§ **What you need to do**:
Return all the data, word for word.

§ **Records to use**:
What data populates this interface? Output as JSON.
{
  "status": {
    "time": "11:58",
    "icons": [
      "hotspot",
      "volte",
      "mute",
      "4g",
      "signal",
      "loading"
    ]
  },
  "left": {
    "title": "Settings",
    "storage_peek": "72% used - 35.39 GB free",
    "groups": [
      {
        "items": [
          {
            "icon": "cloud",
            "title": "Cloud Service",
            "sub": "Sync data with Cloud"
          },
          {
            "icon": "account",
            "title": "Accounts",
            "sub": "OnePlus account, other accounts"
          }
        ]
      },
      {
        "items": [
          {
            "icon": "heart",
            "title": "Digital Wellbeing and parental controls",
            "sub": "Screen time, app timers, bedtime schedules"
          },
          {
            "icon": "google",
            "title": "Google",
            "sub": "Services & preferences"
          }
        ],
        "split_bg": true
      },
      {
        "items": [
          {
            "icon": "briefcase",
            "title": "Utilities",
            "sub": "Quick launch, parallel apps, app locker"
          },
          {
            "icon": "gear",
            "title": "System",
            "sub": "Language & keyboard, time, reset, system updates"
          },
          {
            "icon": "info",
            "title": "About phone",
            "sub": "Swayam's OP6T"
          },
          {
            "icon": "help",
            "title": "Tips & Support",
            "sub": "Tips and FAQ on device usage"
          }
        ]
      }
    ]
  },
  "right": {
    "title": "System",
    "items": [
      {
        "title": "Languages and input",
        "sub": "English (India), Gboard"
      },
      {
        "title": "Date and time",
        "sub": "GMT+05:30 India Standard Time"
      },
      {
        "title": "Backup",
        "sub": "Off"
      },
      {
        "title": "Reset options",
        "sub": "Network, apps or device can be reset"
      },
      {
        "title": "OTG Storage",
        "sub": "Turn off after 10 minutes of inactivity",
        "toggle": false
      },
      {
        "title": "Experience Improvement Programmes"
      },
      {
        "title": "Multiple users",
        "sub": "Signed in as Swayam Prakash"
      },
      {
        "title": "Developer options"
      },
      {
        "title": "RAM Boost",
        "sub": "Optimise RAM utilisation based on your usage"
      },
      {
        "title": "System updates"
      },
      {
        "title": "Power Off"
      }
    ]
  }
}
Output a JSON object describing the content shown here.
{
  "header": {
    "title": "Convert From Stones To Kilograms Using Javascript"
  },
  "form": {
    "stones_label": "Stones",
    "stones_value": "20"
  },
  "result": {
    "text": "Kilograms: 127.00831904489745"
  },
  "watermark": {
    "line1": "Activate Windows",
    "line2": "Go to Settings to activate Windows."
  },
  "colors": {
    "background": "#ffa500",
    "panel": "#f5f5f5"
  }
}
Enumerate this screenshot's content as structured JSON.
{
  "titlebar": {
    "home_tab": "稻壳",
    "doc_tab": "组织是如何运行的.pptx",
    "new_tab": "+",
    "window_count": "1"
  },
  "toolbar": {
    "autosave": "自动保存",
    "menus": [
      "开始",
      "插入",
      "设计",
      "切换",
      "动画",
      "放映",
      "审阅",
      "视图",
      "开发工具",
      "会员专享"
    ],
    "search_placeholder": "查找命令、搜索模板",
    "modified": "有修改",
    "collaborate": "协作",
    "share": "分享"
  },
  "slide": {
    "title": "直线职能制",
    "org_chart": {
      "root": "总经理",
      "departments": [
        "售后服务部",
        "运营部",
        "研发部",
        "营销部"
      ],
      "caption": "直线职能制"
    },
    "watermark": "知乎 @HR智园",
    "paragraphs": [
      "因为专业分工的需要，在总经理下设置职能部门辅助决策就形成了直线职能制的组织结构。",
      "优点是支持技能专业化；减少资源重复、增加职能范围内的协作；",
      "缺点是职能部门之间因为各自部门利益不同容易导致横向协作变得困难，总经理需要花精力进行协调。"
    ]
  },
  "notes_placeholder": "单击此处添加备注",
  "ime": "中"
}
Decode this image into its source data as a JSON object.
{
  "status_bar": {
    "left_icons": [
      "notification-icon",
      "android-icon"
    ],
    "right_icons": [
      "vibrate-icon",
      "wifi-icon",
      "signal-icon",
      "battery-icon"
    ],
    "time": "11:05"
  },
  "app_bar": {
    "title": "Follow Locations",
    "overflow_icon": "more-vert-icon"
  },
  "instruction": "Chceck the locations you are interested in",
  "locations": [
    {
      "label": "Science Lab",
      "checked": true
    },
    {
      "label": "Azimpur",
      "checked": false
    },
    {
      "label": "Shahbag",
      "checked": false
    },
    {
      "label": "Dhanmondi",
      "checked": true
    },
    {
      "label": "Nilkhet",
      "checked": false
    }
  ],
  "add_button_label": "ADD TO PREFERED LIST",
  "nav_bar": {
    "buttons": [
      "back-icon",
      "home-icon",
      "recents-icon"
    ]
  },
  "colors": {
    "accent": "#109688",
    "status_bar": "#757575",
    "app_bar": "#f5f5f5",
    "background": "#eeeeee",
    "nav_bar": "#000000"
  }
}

§ **Exercise solution**:
What data populates this interface? Output as JSON.
{
  "status": {
    "time": "11:58",
    "icons": [
      "hotspot",
      "volte",
      "mute",
      "4g",
      "signal",
      "loading"
    ]
  },
  "left": {
    "title": "Settings",
    "storage_peek": "72% used - 35.39 GB free",
    "groups": [
      {
        "items": [
          {
            "icon": "cloud",
            "title": "Cloud Service",
            "sub": "Sync data with Cloud"
          },
          {
            "icon": "account",
            "title": "Accounts",
            "sub": "OnePlus account, other accounts"
          }
        ]
      },
      {
        "items": [
          {
            "icon": "heart",
            "title": "Digital Wellbeing and parental controls",
            "sub": "Screen time, app timers, bedtime schedules"
          },
          {
            "icon": "google",
            "title": "Google",
            "sub": "Services & preferences"
          }
        ],
        "split_bg": true
      },
      {
        "items": [
          {
            "icon": "briefcase",
            "title": "Utilities",
            "sub": "Quick launch, parallel apps, app locker"
          },
          {
            "icon": "gear",
            "title": "System",
            "sub": "Language & keyboard, time, reset, system updates"
          },
          {
            "icon": "info",
            "title": "About phone",
            "sub": "Swayam's OP6T"
          },
          {
            "icon": "help",
            "title": "Tips & Support",
            "sub": "Tips and FAQ on device usage"
          }
        ]
      }
    ]
  },
  "right": {
    "title": "System",
    "items": [
      {
        "title": "Languages and input",
        "sub": "English (India), Gboard"
      },
      {
        "title": "Date and time",
        "sub": "GMT+05:30 India Standard Time"
      },
      {
        "title": "Backup",
        "sub": "Off"
      },
      {
        "title": "Reset options",
        "sub": "Network, apps or device can be reset"
      },
      {
        "title": "OTG Storage",
        "sub": "Turn off after 10 minutes of inactivity",
        "toggle": false
      },
      {
        "title": "Experience Improvement Programmes"
      },
      {
        "title": "Multiple users",
        "sub": "Signed in as Swayam Prakash"
      },
      {
        "title": "Developer options"
      },
      {
        "title": "RAM Boost",
        "sub": "Optimise RAM utilisation based on your usage"
      },
      {
        "title": "System updates"
      },
      {
        "title": "Power Off"
      }
    ]
  }
}
Output a JSON object describing the content shown here.
{
  "header": {
    "title": "Convert From Stones To Kilograms Using Javascript"
  },
  "form": {
    "stones_label": "Stones",
    "stones_value": "20"
  },
  "result": {
    "text": "Kilograms: 127.00831904489745"
  },
  "watermark": {
    "line1": "Activate Windows",
    "line2": "Go to Settings to activate Windows."
  },
  "colors": {
    "background": "#ffa500",
    "panel": "#f5f5f5"
  }
}
Enumerate this screenshot's content as structured JSON.
{
  "titlebar": {
    "home_tab": "稻壳",
    "doc_tab": "组织是如何运行的.pptx",
    "new_tab": "+",
    "window_count": "1"
  },
  "toolbar": {
    "autosave": "自动保存",
    "menus": [
      "开始",
      "插入",
      "设计",
      "切换",
      "动画",
      "放映",
      "审阅",
      "视图",
      "开发工具",
      "会员专享"
    ],
    "search_placeholder": "查找命令、搜索模板",
    "modified": "有修改",
    "collaborate": "协作",
    "share": "分享"
  },
  "slide": {
    "title": "直线职能制",
    "org_chart": {
      "root": "总经理",
      "departments": [
        "售后服务部",
        "运营部",
        "研发部",
        "营销部"
      ],
      "caption": "直线职能制"
    },
    "watermark": "知乎 @HR智园",
    "paragraphs": [
      "因为专业分工的需要，在总经理下设置职能部门辅助决策就形成了直线职能制的组织结构。",
      "优点是支持技能专业化；减少资源重复、增加职能范围内的协作；",
      "缺点是职能部门之间因为各自部门利益不同容易导致横向协作变得困难，总经理需要花精力进行协调。"
    ]
  },
  "notes_placeholder": "单击此处添加备注",
  "ime": "中"
}
Decode this image into its source data as a JSON object.
{
  "status_bar": {
    "left_icons": [
      "notification-icon",
      "android-icon"
    ],
    "right_icons": [
      "vibrate-icon",
      "wifi-icon",
      "signal-icon",
      "battery-icon"
    ],
    "time": "11:05"
  },
  "app_bar": {
    "title": "Follow Locations",
    "overflow_icon": "more-vert-icon"
  },
  "instruction": "Chceck the locations you are interested in",
  "locations": [
    {
      "label": "Science Lab",
      "checked": true
    },
    {
      "label": "Azimpur",
      "checked": false
    },
    {
      "label": "Shahbag",
      "checked": false
    },
    {
      "label": "Dhanmondi",
      "checked": true
    },
    {
      "label": "Nilkhet",
      "checked": false
    }
  ],
  "add_button_label": "ADD TO PREFERED LIST",
  "nav_bar": {
    "buttons": [
      "back-icon",
      "home-icon",
      "recents-icon"
    ]
  },
  "colors": {
    "accent": "#109688",
    "status_bar": "#757575",
    "app_bar": "#f5f5f5",
    "background": "#eeeeee",
    "nav_bar": "#000000"
  }
}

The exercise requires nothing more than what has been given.